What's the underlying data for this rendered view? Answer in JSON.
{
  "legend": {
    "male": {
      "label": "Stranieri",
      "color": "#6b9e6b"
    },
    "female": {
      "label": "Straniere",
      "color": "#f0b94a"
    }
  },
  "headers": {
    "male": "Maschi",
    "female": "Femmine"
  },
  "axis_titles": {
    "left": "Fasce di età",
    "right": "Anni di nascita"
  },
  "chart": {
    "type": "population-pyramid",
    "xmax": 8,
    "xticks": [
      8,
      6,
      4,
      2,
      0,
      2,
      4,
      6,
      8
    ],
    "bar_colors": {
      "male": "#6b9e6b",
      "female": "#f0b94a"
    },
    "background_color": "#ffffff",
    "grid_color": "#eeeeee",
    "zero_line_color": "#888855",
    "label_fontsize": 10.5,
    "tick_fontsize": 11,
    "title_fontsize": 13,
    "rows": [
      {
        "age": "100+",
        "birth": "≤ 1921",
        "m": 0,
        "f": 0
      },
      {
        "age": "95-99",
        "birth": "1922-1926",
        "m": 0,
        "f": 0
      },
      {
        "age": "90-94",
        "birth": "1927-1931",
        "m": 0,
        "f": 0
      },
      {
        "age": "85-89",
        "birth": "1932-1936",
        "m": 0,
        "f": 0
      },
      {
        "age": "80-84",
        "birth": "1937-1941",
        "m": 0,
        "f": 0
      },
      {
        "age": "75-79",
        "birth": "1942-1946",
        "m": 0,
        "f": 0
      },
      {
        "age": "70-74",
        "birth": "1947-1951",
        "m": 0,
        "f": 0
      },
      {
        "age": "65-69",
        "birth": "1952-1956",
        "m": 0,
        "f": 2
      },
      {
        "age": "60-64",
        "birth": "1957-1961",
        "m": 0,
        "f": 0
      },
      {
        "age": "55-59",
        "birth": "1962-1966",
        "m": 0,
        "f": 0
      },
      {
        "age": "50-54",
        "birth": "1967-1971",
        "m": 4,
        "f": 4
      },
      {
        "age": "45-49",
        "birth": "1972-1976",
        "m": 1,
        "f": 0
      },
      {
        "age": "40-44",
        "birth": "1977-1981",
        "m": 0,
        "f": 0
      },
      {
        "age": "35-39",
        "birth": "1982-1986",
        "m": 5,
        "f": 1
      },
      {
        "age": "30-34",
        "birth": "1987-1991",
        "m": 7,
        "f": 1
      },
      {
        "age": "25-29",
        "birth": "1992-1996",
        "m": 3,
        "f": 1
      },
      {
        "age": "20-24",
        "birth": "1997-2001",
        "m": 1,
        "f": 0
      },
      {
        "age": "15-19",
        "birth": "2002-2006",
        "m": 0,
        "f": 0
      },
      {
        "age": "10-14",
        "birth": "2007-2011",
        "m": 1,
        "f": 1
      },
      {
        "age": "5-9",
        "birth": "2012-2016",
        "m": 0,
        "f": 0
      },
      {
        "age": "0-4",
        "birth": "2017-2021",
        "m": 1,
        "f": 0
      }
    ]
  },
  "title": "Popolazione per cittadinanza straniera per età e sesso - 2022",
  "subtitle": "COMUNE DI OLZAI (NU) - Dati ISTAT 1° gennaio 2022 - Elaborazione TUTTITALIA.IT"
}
==========
The listing above must be transcribed exactly, line by line.

What's the underlying data for this rendered view? Answer in JSON.
{
  "legend": {
    "male": {
      "label": "Stranieri",
      "color": "#6b9e6b"
    },
    "female": {
      "label": "Straniere",
      "color": "#f0b94a"
    }
  },
  "headers": {
    "male": "Maschi",
    "female": "Femmine"
  },
  "axis_titles": {
    "left": "Fasce di età",
    "right": "Anni di nascita"
  },
  "chart": {
    "type": "population-pyramid",
    "xmax": 8,
    "xticks": [
      8,
      6,
      4,
      2,
      0,
      2,
      4,
      6,
      8
    ],
    "bar_colors": {
      "male": "#6b9e6b",
      "female": "#f0b94a"
    },
    "background_color": "#ffffff",
    "grid_color": "#eeeeee",
    "zero_line_color": "#888855",
    "label_fontsize": 10.5,
    "tick_fontsize": 11,
    "title_fontsize": 13,
    "rows": [
      {
        "age": "100+",
        "birth": "≤ 1921",
        "m": 0,
        "f": 0
      },
      {
        "age": "95-99",
        "birth": "1922-1926",
        "m": 0,
        "f": 0
      },
      {
        "age": "90-94",
        "birth": "1927-1931",
        "m": 0,
        "f": 0
      },
      {
        "age": "85-89",
        "birth": "1932-1936",
        "m": 0,
        "f": 0
      },
      {
        "age": "80-84",
        "birth": "1937-1941",
        "m": 0,
        "f": 0
      },
      {
        "age": "75-79",
        "birth": "1942-1946",
        "m": 0,
        "f": 0
      },
      {
        "age": "70-74",
        "birth": "1947-1951",
        "m": 0,
        "f": 0
      },
      {
        "age": "65-69",
        "birth": "1952-1956",
        "m": 0,
        "f": 2
      },
      {
        "age": "60-64",
        "birth": "1957-1961",
        "m": 0,
        "f": 0
      },
      {
        "age": "55-59",
        "birth": "1962-1966",
        "m": 0,
        "f": 0
      },
      {
        "age": "50-54",
        "birth": "1967-1971",
        "m": 4,
        "f": 4
      },
      {
        "age": "45-49",
        "birth": "1972-1976",
        "m": 1,
        "f": 0
      },
      {
        "age": "40-44",
        "birth": "1977-1981",
        "m": 0,
        "f": 0
      },
      {
        "age": "35-39",
        "birth": "1982-1986",
        "m": 5,
        "f": 1
      },
      {
        "age": "30-34",
        "birth": "1987-1991",
        "m": 7,
        "f": 1
      },
      {
        "age": "25-29",
        "birth": "1992-1996",
        "m": 3,
        "f": 1
      },
      {
        "age": "20-24",
        "birth": "1997-2001",
        "m": 1,
        "f": 0
      },
      {
        "age": "15-19",
        "birth": "2002-2006",
        "m": 0,
        "f": 0
      },
      {
        "age": "10-14",
        "birth": "2007-2011",
        "m": 1,
        "f": 1
      },
      {
        "age": "5-9",
        "birth": "2012-2016",
        "m": 0,
        "f": 0
      },
      {
        "age": "0-4",
        "birth": "2017-2021",
        "m": 1,
        "f": 0
      }
    ]
  },
  "title": "Popolazione per cittadinanza straniera per età e sesso - 2022",
  "subtitle": "COMUNE DI OLZAI (NU) - Dati ISTAT 1° gennaio 2022 - Elaborazione TUTTITALIA.IT"
}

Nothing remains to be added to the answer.